PROVIDED RECORDS —
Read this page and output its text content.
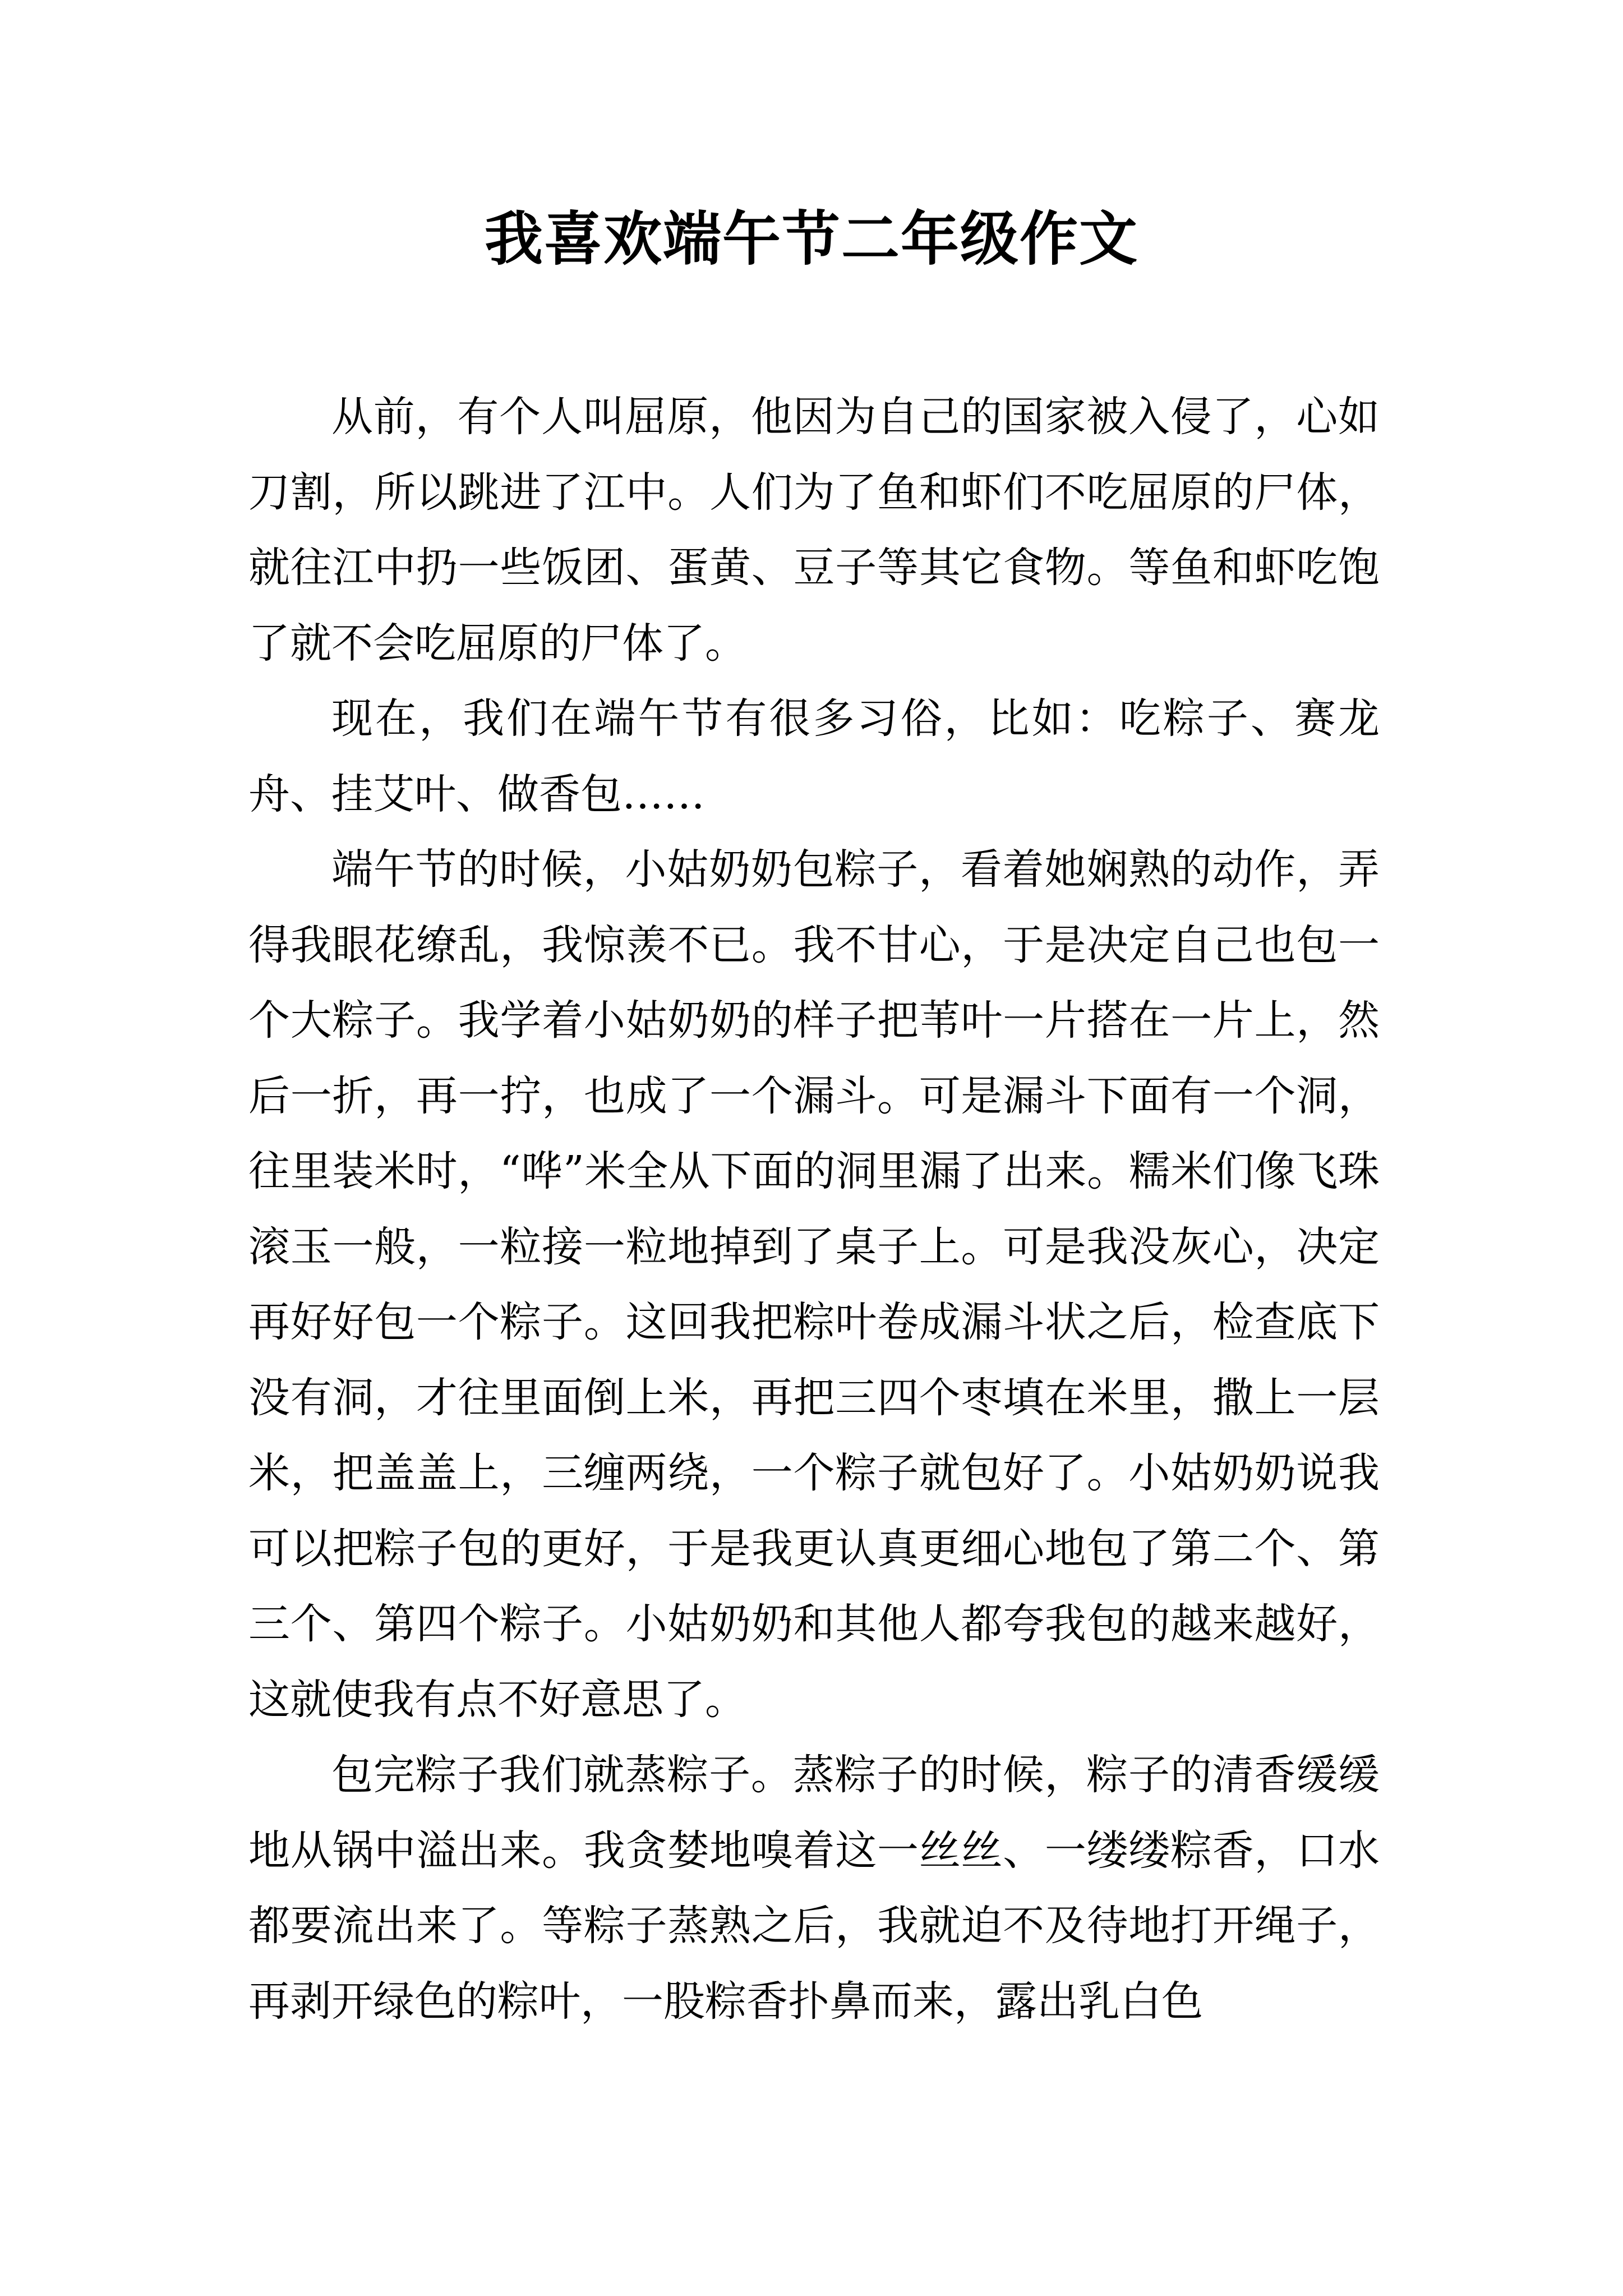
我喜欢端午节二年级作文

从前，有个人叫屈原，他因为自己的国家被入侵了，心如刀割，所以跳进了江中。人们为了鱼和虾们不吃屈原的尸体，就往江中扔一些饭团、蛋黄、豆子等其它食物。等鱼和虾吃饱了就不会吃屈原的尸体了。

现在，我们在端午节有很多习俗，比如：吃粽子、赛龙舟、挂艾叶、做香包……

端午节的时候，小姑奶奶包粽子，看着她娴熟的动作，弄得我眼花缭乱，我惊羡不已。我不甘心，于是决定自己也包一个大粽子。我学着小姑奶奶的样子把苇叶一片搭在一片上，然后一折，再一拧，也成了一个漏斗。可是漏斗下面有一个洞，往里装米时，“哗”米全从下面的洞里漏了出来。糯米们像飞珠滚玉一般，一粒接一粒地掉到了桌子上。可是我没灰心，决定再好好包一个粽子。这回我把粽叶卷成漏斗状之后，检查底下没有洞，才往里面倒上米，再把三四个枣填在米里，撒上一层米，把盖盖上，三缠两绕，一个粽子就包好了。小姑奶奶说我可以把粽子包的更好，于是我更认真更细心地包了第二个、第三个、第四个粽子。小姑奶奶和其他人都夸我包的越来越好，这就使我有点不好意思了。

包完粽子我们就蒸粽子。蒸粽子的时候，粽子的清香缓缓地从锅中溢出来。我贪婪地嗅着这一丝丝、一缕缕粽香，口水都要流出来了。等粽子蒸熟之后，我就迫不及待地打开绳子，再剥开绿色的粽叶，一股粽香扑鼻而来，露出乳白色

--

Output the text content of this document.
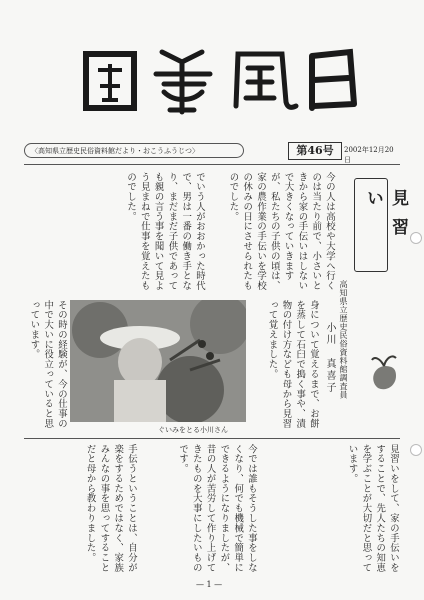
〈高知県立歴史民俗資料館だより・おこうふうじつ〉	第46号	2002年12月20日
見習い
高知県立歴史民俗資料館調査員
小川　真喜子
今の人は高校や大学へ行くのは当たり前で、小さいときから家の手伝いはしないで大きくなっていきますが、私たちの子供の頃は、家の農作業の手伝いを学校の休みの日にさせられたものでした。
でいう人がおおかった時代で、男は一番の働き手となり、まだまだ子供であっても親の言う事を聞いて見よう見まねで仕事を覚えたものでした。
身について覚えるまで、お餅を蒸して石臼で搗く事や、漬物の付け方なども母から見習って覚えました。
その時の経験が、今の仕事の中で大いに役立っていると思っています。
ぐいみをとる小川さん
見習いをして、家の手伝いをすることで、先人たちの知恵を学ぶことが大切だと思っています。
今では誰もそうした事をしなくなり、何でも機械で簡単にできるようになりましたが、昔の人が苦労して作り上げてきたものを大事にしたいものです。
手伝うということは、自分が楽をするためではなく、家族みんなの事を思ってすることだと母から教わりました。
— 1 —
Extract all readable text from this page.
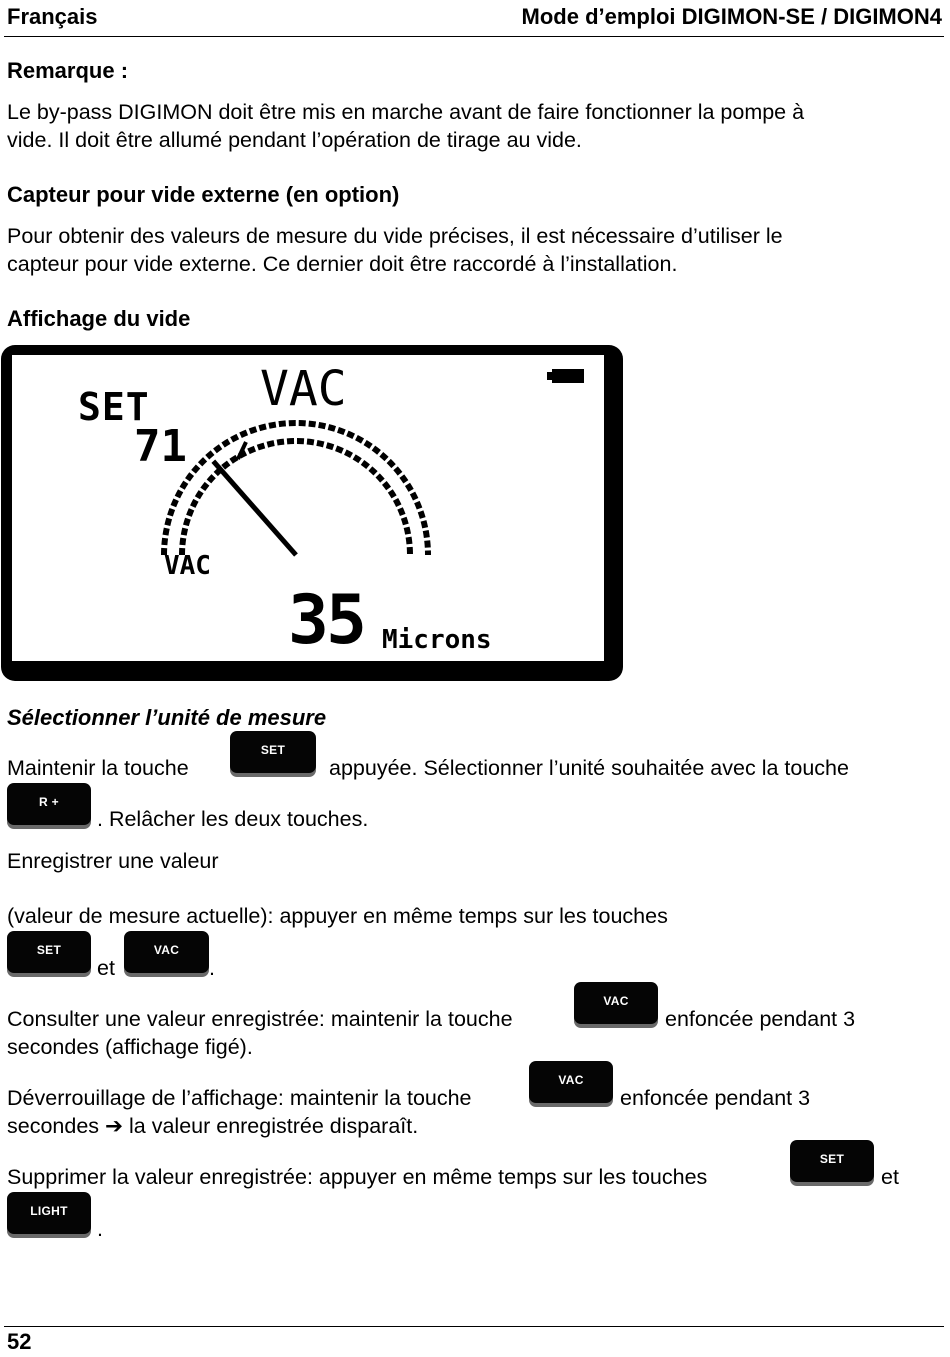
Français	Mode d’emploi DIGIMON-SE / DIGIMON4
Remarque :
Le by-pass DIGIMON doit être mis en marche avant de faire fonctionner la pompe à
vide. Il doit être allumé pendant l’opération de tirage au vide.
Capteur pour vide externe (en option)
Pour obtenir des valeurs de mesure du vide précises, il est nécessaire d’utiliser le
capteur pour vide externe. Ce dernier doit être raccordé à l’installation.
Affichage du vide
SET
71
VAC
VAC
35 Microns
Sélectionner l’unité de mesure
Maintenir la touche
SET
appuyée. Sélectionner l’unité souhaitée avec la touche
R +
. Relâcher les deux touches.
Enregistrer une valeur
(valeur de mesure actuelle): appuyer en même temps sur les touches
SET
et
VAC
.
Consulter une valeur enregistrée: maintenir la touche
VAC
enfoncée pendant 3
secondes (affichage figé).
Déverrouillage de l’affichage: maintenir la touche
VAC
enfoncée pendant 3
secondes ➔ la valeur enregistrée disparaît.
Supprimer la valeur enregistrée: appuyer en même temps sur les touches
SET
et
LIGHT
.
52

AIM — Tally the lines of the records holding the word "DIGIMON", then give only the resulting number.

ANSWER — 2